## [Selected passage]
Employees work across a variety of establishments including head-offices (“general-track”) and retail/catering service locations (“field track”). Only general-track workers are on graded job-ladders with institutionalized mobility pathways to managerial positions. Because we are interested in the effects of gender dynamics related to one's immediate supervisor and coworkers, models focus on gender gaps at the lowest level of the organizational hierarchy – work groups/teams. These are comprised of collaborative groups of coworkers and typically include one leader and their immediate subordinates. They can include workers in the same or different positions who work together to achieve common goals (set out in annual performance targets for the group). The team leader is formally responsible for supervising and evaluating the performance of other workgroup members and is in turn supervised and evaluated by someone outside the workgroup, usually the senior supervisor in charge of the higher-level division to which the workgroup belongs (this person also evaluates the performance of the workgroup as a whole). Performance evaluations affect both pay and promotion. All employees are assigned to workgroups, some of which are comprised of only one person due to the nature of the task or for other administrative reasons.
Our data span 2013 to 2018. In this period, there were 3871 unique workgroups at FoodKo, and 22,685 person-year observations. Listwise deletion of variables with missing values reduces the sample to 20,931 person-year observations in 3870 workgroups. Workgroups in this sample range in size from 1 to 78 each year, with a mean of 8.6. As we are interested in observing how supervisor gender influences wages of subordinates, we exclude supervisors (team leaders) from our sample. Omitting supervisors from the sample reduces it to 14691 person-year observations 7 . Finally, we drop workgroups with less than three members (not including the team leader) in any given year 8 , resulting in a final sample of 1,066 workgroups and 11,804 person-year observations.

## [Collected data]

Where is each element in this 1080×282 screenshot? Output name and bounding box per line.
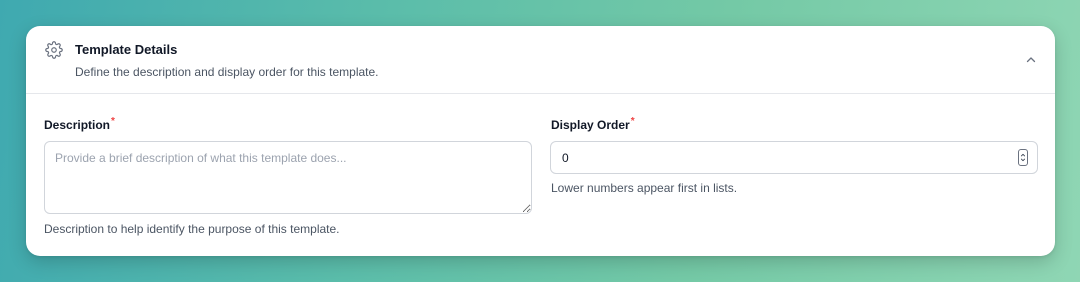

## [Direction 1]
Answer these questions from the FoodKo passage:
(a) Which workers are on graded job-ladders with institutionalized mobility pathways to managerial positions?
(b) What years does the data span?
(c) How many workgroups and person-year observations are in the final sample?
## [Direction 2]
Copy the FoodKo passage word for word, from "Our data span" to "11,804 person-year observations.".

## [Written answer 1]
(a) General-track workers, who work in head-offices.
(b) 2013 to 2018.
(c) 1,066 workgroups and 11,804 person-year observations.

## [Written answer 2]
Our data span 2013 to 2018. In this period, there were 3871 unique workgroups at FoodKo, and 22,685 person-year observations. Listwise deletion of variables with missing values reduces the sample to 20,931 person-year observations in 3870 workgroups. Workgroups in this sample range in size from 1 to 78 each year, with a mean of 8.6. As we are interested in observing how supervisor gender influences wages of subordinates, we exclude supervisors (team leaders) from our sample. Omitting supervisors from the sample reduces it to 14691 person-year observations 7 . Finally, we drop workgroups with less than three members (not including the team leader) in any given year 8 , resulting in a final sample of 1,066 workgroups and 11,804 person-year observations.